▶ EXERCISE:
All of the records below need to be copied exactly.

──────── SUPPLIED MATERIAL ────────

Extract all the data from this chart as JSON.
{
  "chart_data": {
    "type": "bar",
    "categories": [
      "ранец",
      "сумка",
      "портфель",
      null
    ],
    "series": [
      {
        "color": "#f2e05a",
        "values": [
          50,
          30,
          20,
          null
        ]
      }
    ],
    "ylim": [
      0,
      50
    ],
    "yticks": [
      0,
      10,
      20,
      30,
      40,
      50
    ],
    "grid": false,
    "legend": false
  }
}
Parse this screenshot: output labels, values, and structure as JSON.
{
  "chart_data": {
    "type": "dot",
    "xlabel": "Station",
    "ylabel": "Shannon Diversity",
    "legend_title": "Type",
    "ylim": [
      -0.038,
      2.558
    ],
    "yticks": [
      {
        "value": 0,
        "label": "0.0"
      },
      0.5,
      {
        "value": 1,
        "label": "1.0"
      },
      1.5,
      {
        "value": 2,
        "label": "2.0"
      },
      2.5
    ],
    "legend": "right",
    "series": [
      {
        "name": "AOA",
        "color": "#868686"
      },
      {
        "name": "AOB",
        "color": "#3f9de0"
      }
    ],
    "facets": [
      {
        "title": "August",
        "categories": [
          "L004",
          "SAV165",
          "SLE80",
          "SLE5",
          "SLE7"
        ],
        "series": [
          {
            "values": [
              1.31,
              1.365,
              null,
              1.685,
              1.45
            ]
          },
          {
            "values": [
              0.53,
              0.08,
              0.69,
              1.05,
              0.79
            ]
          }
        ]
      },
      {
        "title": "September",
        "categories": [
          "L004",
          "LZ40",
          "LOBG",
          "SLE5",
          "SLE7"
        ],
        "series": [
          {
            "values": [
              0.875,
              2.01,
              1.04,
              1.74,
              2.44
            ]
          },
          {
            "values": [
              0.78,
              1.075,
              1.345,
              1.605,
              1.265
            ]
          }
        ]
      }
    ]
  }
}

────────

▶ COMPLETED TASK:
Extract all the data from this chart as JSON.
{
  "chart_data": {
    "type": "bar",
    "categories": [
      "ранец",
      "сумка",
      "портфель",
      null
    ],
    "series": [
      {
        "color": "#f2e05a",
        "values": [
          50,
          30,
          20,
          null
        ]
      }
    ],
    "ylim": [
      0,
      50
    ],
    "yticks": [
      0,
      10,
      20,
      30,
      40,
      50
    ],
    "grid": false,
    "legend": false
  }
}
Parse this screenshot: output labels, values, and structure as JSON.
{
  "chart_data": {
    "type": "dot",
    "xlabel": "Station",
    "ylabel": "Shannon Diversity",
    "legend_title": "Type",
    "ylim": [
      -0.038,
      2.558
    ],
    "yticks": [
      {
        "value": 0,
        "label": "0.0"
      },
      0.5,
      {
        "value": 1,
        "label": "1.0"
      },
      1.5,
      {
        "value": 2,
        "label": "2.0"
      },
      2.5
    ],
    "legend": "right",
    "series": [
      {
        "name": "AOA",
        "color": "#868686"
      },
      {
        "name": "AOB",
        "color": "#3f9de0"
      }
    ],
    "facets": [
      {
        "title": "August",
        "categories": [
          "L004",
          "SAV165",
          "SLE80",
          "SLE5",
          "SLE7"
        ],
        "series": [
          {
            "values": [
              1.31,
              1.365,
              null,
              1.685,
              1.45
            ]
          },
          {
            "values": [
              0.53,
              0.08,
              0.69,
              1.05,
              0.79
            ]
          }
        ]
      },
      {
        "title": "September",
        "categories": [
          "L004",
          "LZ40",
          "LOBG",
          "SLE5",
          "SLE7"
        ],
        "series": [
          {
            "values": [
              0.875,
              2.01,
              1.04,
              1.74,
              2.44
            ]
          },
          {
            "values": [
              0.78,
              1.075,
              1.345,
              1.605,
              1.265
            ]
          }
        ]
      }
    ]
  }
}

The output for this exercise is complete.